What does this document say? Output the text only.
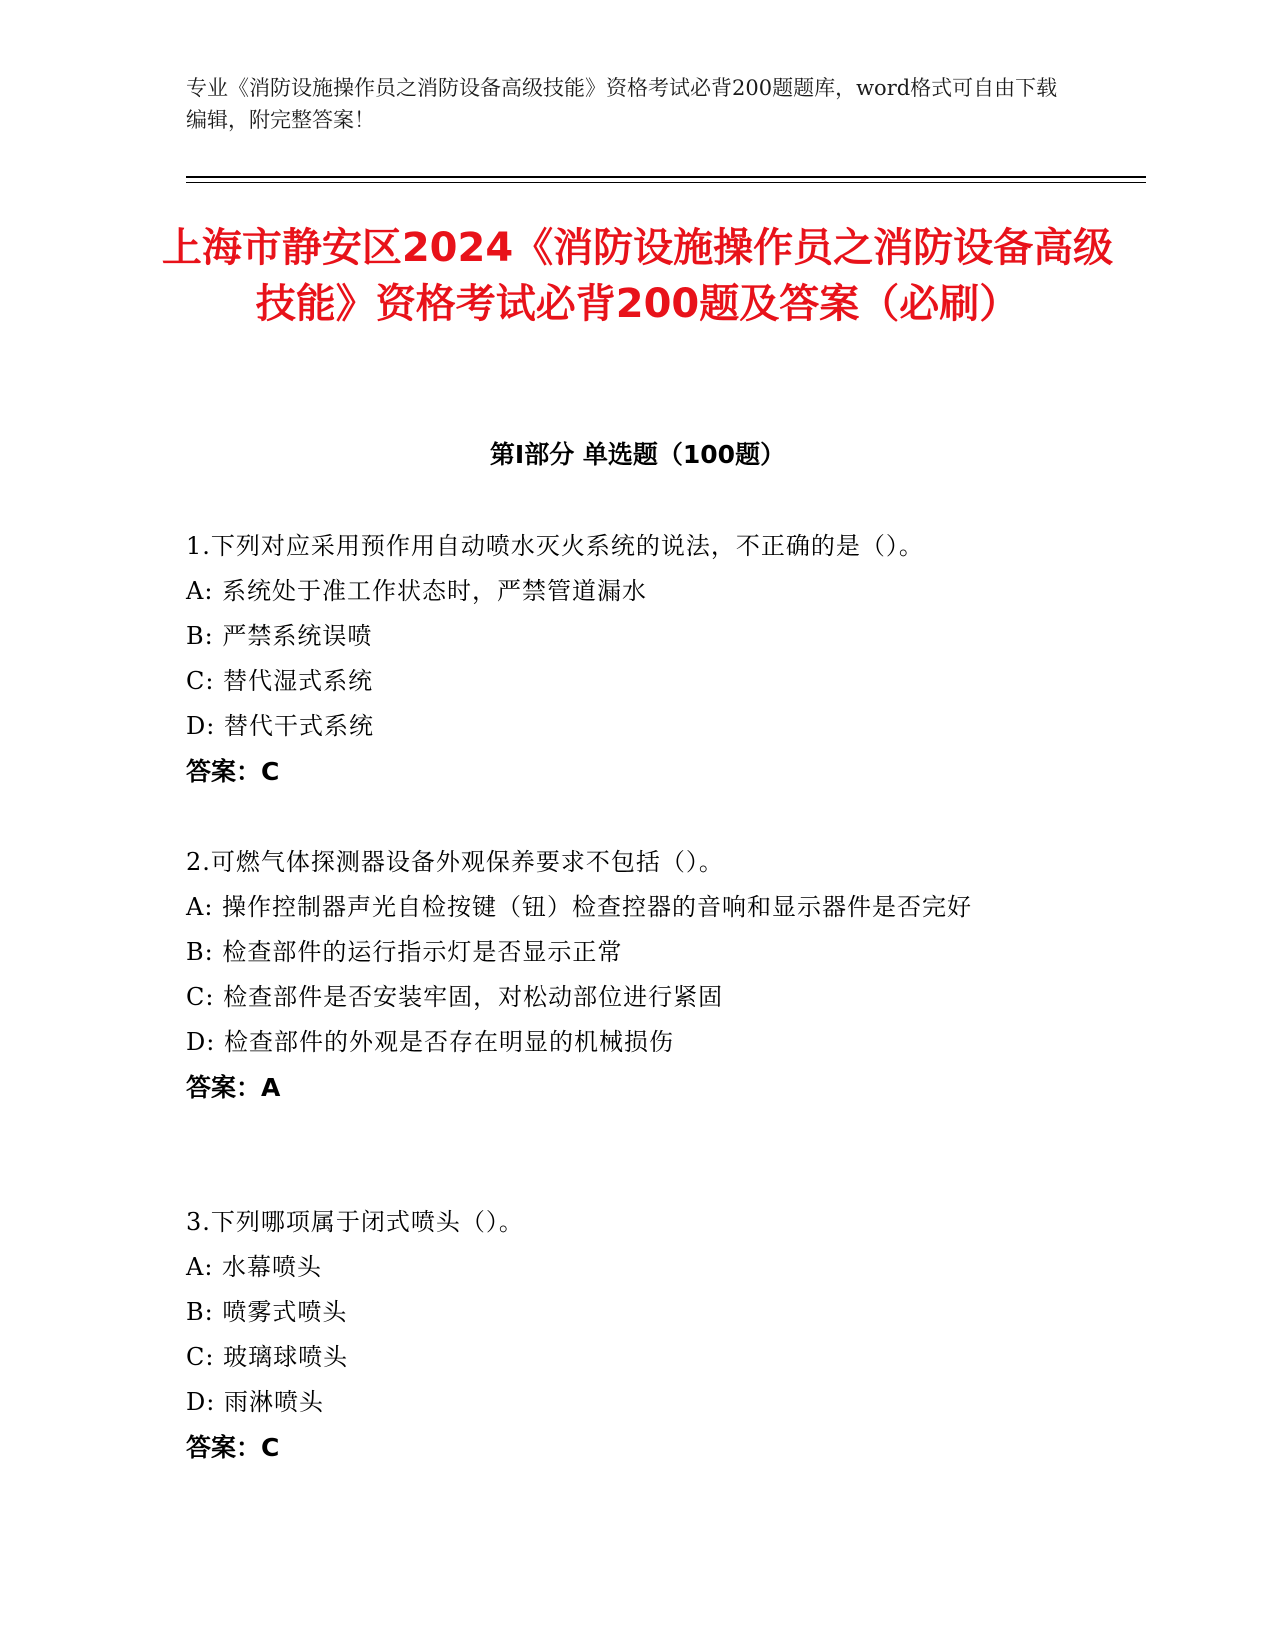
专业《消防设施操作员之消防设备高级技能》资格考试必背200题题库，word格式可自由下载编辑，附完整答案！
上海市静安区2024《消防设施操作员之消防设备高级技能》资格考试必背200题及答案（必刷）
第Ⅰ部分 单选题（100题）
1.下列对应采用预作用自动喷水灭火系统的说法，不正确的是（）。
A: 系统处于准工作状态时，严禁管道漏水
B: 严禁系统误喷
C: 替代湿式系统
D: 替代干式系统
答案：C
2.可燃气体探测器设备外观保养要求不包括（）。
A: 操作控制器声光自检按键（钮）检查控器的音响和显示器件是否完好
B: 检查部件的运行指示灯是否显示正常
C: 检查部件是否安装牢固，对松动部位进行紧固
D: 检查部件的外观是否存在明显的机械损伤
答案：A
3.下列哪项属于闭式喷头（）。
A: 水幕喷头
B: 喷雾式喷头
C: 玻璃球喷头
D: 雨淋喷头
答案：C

- - - - - - -

> _What is required_: Reproduce each line exactly as it appears, omitting the pictures.

> _Task output_:
What does this document say? Output the text only.
专业《消防设施操作员之消防设备高级技能》资格考试必背200题题库，word格式可自由下载编辑，附完整答案！
上海市静安区2024《消防设施操作员之消防设备高级技能》资格考试必背200题及答案（必刷）
第Ⅰ部分 单选题（100题）
1.下列对应采用预作用自动喷水灭火系统的说法，不正确的是（）。
A: 系统处于准工作状态时，严禁管道漏水
B: 严禁系统误喷
C: 替代湿式系统
D: 替代干式系统
答案：C
2.可燃气体探测器设备外观保养要求不包括（）。
A: 操作控制器声光自检按键（钮）检查控器的音响和显示器件是否完好
B: 检查部件的运行指示灯是否显示正常
C: 检查部件是否安装牢固，对松动部位进行紧固
D: 检查部件的外观是否存在明显的机械损伤
答案：A
3.下列哪项属于闭式喷头（）。
A: 水幕喷头
B: 喷雾式喷头
C: 玻璃球喷头
D: 雨淋喷头
答案：C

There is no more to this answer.